# Records supplied start

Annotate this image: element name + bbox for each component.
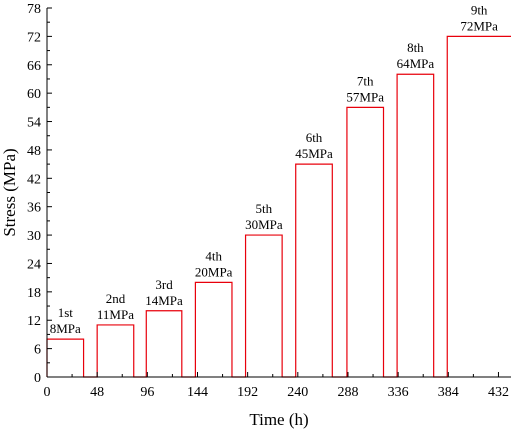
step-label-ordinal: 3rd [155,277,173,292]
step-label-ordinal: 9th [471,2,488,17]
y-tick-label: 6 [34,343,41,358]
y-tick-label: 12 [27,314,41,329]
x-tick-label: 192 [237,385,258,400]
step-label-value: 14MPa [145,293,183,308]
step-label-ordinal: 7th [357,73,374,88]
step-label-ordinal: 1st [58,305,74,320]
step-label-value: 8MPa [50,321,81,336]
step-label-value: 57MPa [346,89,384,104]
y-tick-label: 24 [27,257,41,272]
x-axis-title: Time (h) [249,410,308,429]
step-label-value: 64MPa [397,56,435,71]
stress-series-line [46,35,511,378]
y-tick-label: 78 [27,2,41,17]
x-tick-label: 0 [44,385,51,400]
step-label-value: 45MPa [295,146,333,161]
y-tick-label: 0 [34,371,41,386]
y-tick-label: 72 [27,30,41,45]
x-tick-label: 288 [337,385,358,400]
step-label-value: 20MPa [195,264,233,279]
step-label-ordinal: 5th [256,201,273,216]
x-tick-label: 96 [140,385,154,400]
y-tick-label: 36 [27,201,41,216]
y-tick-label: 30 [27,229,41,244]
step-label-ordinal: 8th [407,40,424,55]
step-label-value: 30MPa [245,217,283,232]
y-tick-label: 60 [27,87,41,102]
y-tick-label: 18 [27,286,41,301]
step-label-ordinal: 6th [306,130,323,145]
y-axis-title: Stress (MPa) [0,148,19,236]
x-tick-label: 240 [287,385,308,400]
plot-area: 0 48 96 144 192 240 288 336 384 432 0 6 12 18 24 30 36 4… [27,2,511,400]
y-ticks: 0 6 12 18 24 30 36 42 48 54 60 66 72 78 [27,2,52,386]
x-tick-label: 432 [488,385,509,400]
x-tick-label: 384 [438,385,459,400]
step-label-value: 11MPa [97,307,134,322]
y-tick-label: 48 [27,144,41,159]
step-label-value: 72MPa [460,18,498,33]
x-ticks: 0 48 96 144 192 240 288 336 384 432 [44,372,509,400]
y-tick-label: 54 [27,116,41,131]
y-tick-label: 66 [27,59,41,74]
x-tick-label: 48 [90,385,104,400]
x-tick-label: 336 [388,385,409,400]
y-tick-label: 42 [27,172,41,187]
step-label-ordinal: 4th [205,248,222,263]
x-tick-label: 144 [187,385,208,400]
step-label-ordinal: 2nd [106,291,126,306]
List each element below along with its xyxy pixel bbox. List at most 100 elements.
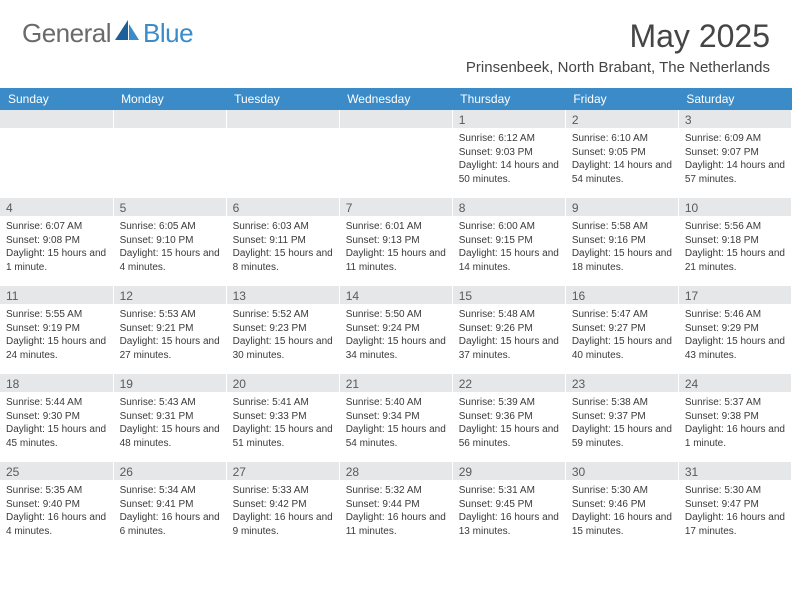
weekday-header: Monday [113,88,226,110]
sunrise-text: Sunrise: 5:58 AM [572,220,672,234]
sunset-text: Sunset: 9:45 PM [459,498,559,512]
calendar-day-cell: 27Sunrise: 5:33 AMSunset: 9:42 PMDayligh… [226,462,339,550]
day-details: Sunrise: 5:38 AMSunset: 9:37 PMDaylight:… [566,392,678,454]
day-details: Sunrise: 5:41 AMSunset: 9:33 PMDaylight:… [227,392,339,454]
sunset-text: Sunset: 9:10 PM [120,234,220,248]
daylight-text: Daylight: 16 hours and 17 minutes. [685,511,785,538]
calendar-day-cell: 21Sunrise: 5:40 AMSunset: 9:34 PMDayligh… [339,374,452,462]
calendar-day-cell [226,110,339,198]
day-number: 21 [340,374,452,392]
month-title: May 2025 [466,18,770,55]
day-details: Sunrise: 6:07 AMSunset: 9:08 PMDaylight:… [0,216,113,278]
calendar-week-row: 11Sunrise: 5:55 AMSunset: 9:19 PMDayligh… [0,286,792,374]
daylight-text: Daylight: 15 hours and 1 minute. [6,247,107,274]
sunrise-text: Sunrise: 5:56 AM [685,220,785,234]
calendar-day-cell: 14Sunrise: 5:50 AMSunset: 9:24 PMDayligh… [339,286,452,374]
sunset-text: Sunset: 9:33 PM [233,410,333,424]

# Records supplied end

Exercise prompt: Duplicate the lines between the one holding "step-label-ordinal: 3rd [155,277,173,292]" and the one holding "x-tick-label: 144 [187,385,208,400]", inclusive.

Task answer:
step-label-ordinal: 3rd [155,277,173,292]
step-label-ordinal: 9th [471,2,488,17]
y-tick-label: 6 [34,343,41,358]
y-tick-label: 12 [27,314,41,329]
x-tick-label: 192 [237,385,258,400]
step-label-value: 14MPa [145,293,183,308]
step-label-ordinal: 7th [357,73,374,88]
step-label-ordinal: 1st [58,305,74,320]
step-label-value: 8MPa [50,321,81,336]
step-label-value: 57MPa [346,89,384,104]
y-tick-label: 24 [27,257,41,272]
x-axis-title: Time (h) [249,410,308,429]
step-label-value: 64MPa [397,56,435,71]
stress-series-line [46,35,511,378]
y-tick-label: 78 [27,2,41,17]
x-tick-label: 0 [44,385,51,400]
step-label-value: 45MPa [295,146,333,161]
y-tick-label: 0 [34,371,41,386]
y-tick-label: 72 [27,30,41,45]
x-tick-label: 288 [337,385,358,400]
step-label-value: 20MPa [195,264,233,279]
step-label-ordinal: 5th [256,201,273,216]
x-tick-label: 96 [140,385,154,400]
y-tick-label: 36 [27,201,41,216]
y-tick-label: 30 [27,229,41,244]
step-label-ordinal: 8th [407,40,424,55]
step-label-value: 30MPa [245,217,283,232]
y-tick-label: 60 [27,87,41,102]
y-tick-label: 18 [27,286,41,301]
step-label-ordinal: 6th [306,130,323,145]
y-axis-title: Stress (MPa) [0,148,19,236]
x-tick-label: 240 [287,385,308,400]
plot-area: 0 48 96 144 192 240 288 336 384 432 0 6 12 18 24 30 36 4… [27,2,511,400]
y-ticks: 0 6 12 18 24 30 36 42 48 54 60 66 72 78 [27,2,52,386]
x-tick-label: 432 [488,385,509,400]
x-tick-label: 384 [438,385,459,400]
step-label-value: 11MPa [97,307,134,322]
y-tick-label: 48 [27,144,41,159]
step-label-value: 72MPa [460,18,498,33]
x-ticks: 0 48 96 144 192 240 288 336 384 432 [44,372,509,400]
y-tick-label: 54 [27,116,41,131]
y-tick-label: 66 [27,59,41,74]
x-tick-label: 48 [90,385,104,400]
x-tick-label: 336 [388,385,409,400]
y-tick-label: 42 [27,172,41,187]
step-label-ordinal: 4th [205,248,222,263]
x-tick-label: 144 [187,385,208,400]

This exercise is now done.